══ Task material
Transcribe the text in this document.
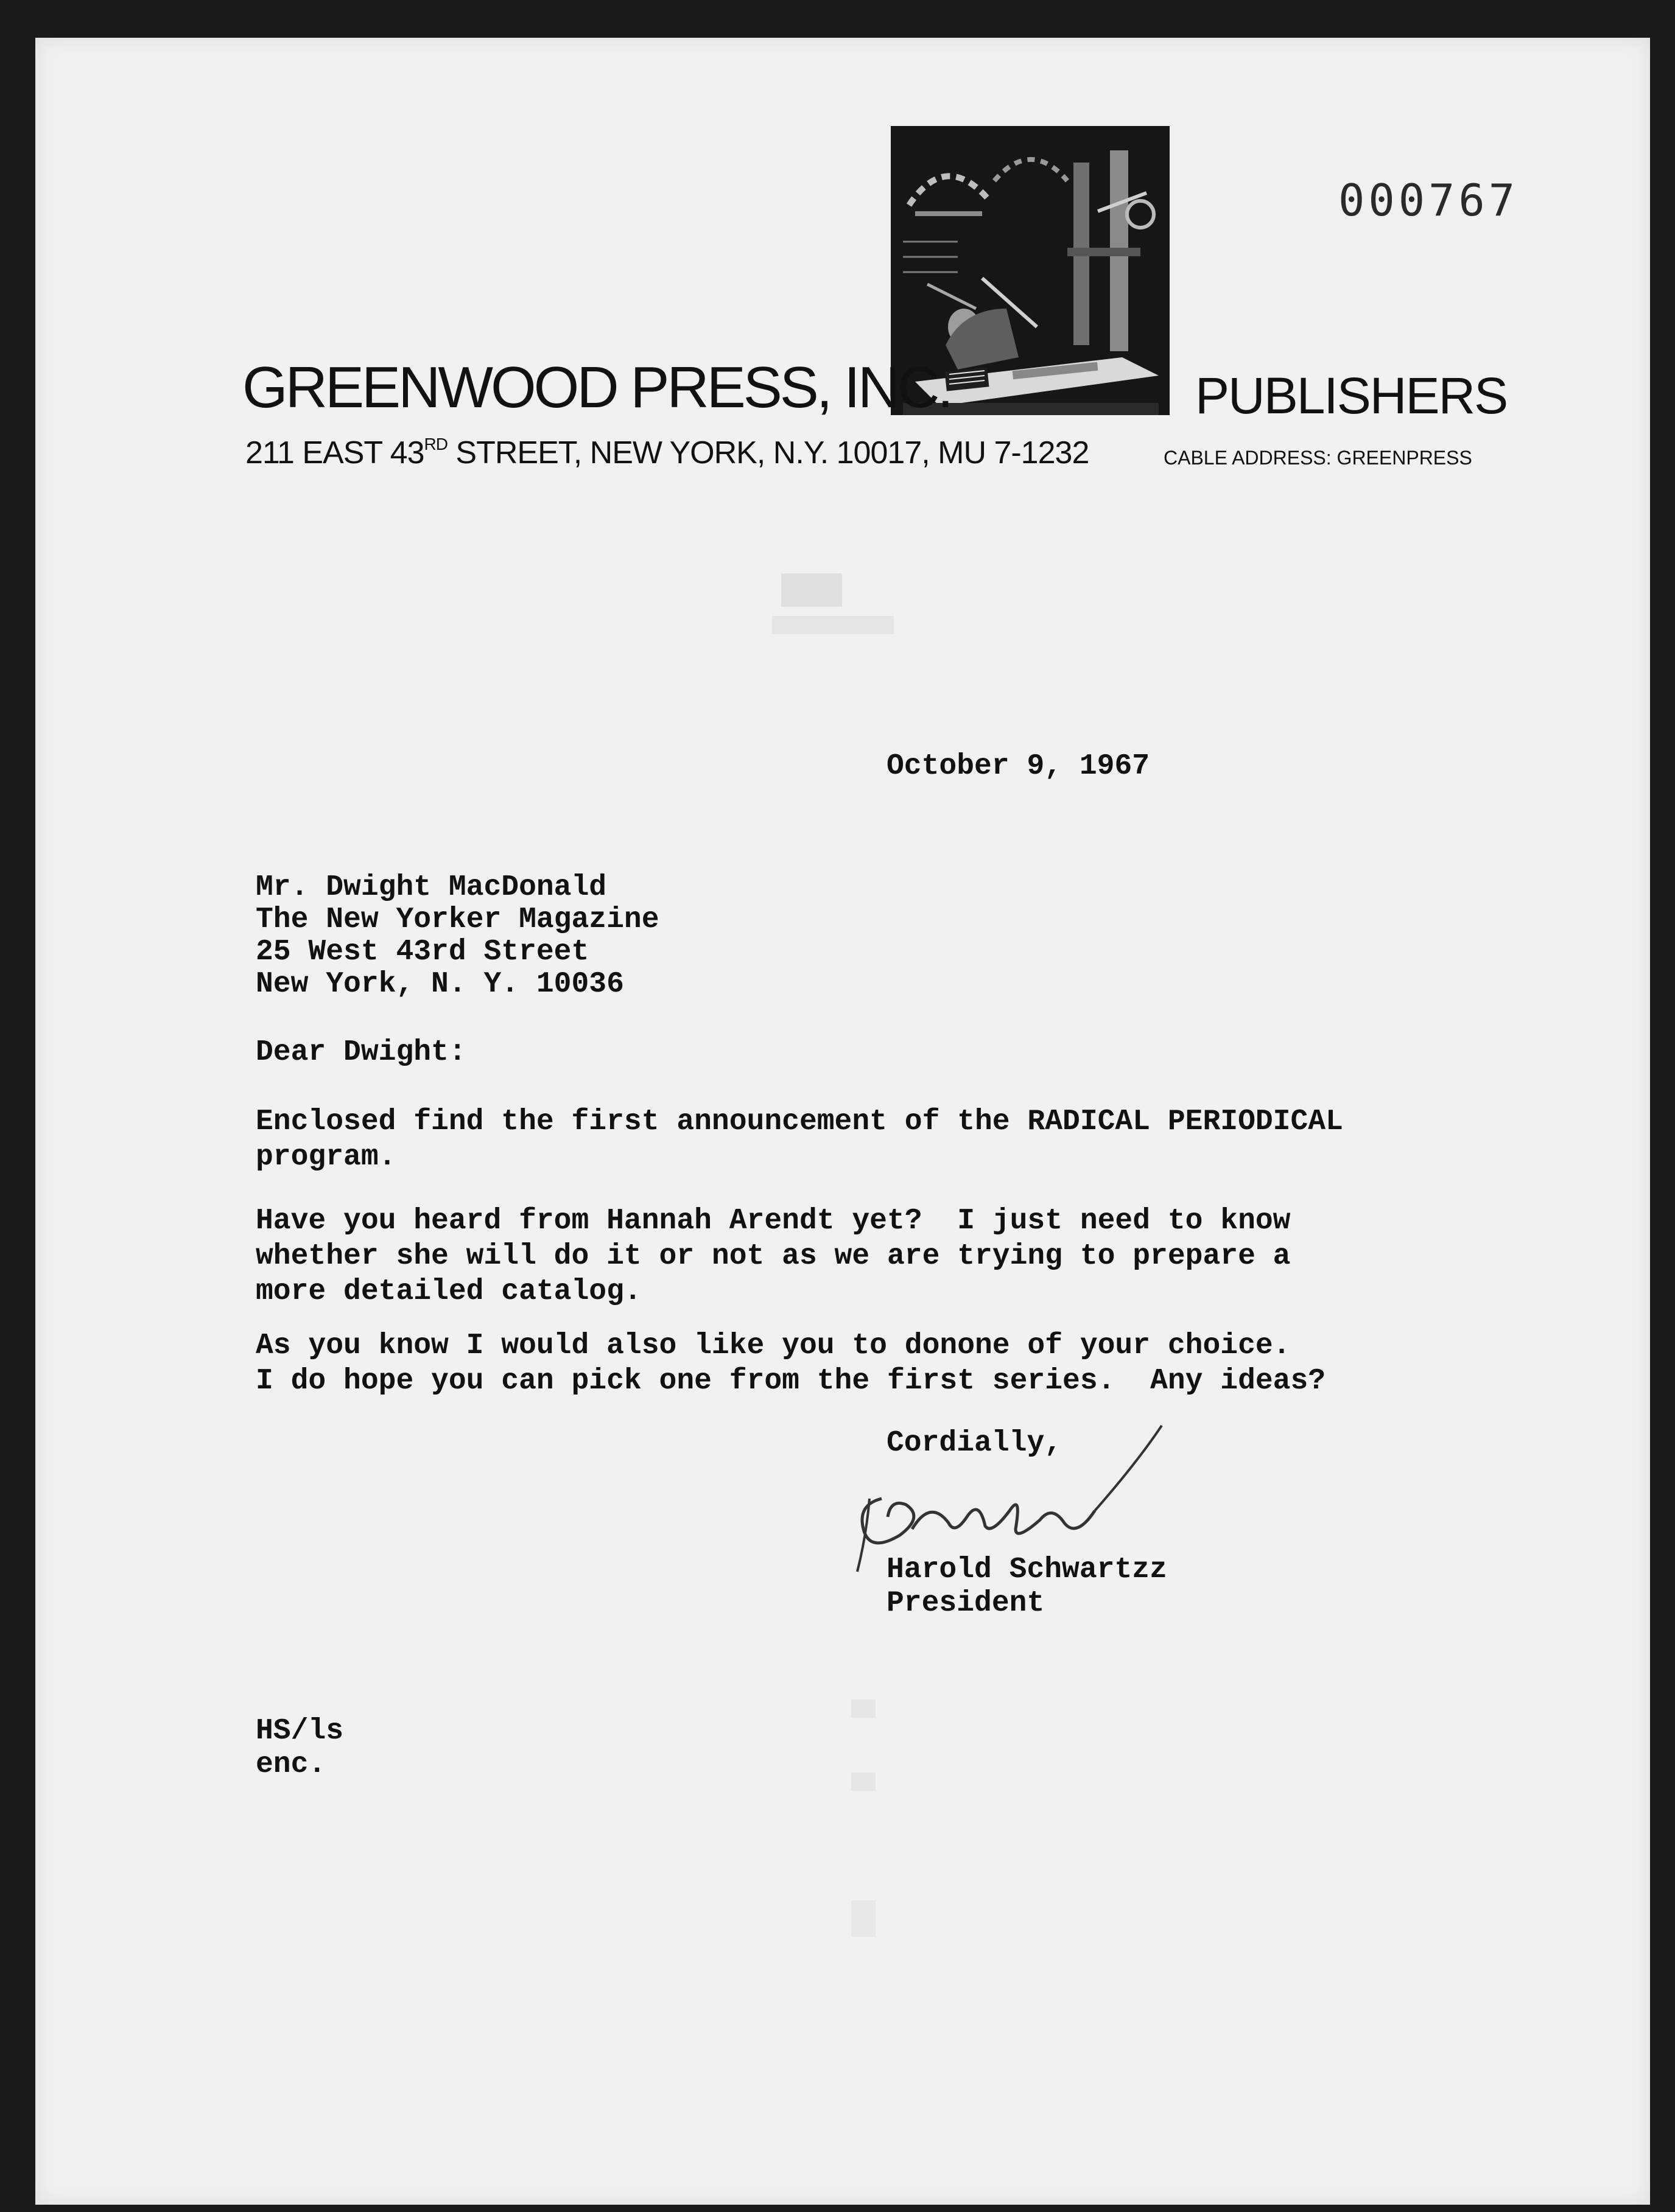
000767

GREENWOOD PRESS, INC.	PUBLISHERS

211 EAST 43RD STREET, NEW YORK, N.Y. 10017, MU 7-1232	CABLE ADDRESS: GREENPRESS

October 9, 1967

Mr. Dwight MacDonald
The New Yorker Magazine
25 West 43rd Street
New York, N. Y. 10036

Dear Dwight:

Enclosed find the first announcement of the RADICAL PERIODICAL
program.

Have you heard from Hannah Arendt yet?  I just need to know
whether she will do it or not as we are trying to prepare a
more detailed catalog.

As you know I would also like you to donone of your choice.
I do hope you can pick one from the first series.  Any ideas?

Cordially,

Harold Schwartzz
President
HS/ls
enc.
════
- Direction
Your task is to collect every line above that contains the word "from".

- Finished exercise
Have you heard from Hannah Arendt yet?  I just need to know
I do hope you can pick one from the first series.  Any ideas?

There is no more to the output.